◆ Available data ◆
START
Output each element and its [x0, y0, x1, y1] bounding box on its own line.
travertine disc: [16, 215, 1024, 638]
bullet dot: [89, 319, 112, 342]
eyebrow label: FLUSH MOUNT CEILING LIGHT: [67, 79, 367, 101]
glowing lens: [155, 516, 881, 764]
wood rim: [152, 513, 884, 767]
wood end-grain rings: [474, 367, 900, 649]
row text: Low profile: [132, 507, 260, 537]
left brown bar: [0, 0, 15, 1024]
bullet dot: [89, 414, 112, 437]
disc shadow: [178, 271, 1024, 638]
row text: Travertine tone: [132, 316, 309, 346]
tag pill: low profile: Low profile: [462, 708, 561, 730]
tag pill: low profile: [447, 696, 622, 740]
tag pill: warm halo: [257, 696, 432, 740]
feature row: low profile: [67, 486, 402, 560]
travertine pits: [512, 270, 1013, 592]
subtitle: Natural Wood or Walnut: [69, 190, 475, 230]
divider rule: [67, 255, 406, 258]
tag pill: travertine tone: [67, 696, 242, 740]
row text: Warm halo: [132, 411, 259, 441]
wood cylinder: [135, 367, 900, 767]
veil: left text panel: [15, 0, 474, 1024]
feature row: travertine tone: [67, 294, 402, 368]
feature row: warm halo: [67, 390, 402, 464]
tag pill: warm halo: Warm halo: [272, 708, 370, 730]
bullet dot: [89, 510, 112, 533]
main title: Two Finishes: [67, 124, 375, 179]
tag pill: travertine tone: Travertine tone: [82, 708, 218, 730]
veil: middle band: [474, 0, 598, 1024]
END
Copy every line above verbatim, keeping the same order.

Output each element and its [x0, y0, x1, y1] bounding box on its own line.
travertine disc: [16, 215, 1024, 638]
bullet dot: [89, 319, 112, 342]
eyebrow label: FLUSH MOUNT CEILING LIGHT: [67, 79, 367, 101]
glowing lens: [155, 516, 881, 764]
wood rim: [152, 513, 884, 767]
wood end-grain rings: [474, 367, 900, 649]
row text: Low profile: [132, 507, 260, 537]
left brown bar: [0, 0, 15, 1024]
bullet dot: [89, 414, 112, 437]
disc shadow: [178, 271, 1024, 638]
row text: Travertine tone: [132, 316, 309, 346]
tag pill: low profile: Low profile: [462, 708, 561, 730]
tag pill: low profile: [447, 696, 622, 740]
tag pill: warm halo: [257, 696, 432, 740]
feature row: low profile: [67, 486, 402, 560]
travertine pits: [512, 270, 1013, 592]
subtitle: Natural Wood or Walnut: [69, 190, 475, 230]
divider rule: [67, 255, 406, 258]
tag pill: travertine tone: [67, 696, 242, 740]
row text: Warm halo: [132, 411, 259, 441]
wood cylinder: [135, 367, 900, 767]
veil: left text panel: [15, 0, 474, 1024]
feature row: travertine tone: [67, 294, 402, 368]
feature row: warm halo: [67, 390, 402, 464]
tag pill: warm halo: Warm halo: [272, 708, 370, 730]
bullet dot: [89, 510, 112, 533]
main title: Two Finishes: [67, 124, 375, 179]
tag pill: travertine tone: Travertine tone: [82, 708, 218, 730]
veil: middle band: [474, 0, 598, 1024]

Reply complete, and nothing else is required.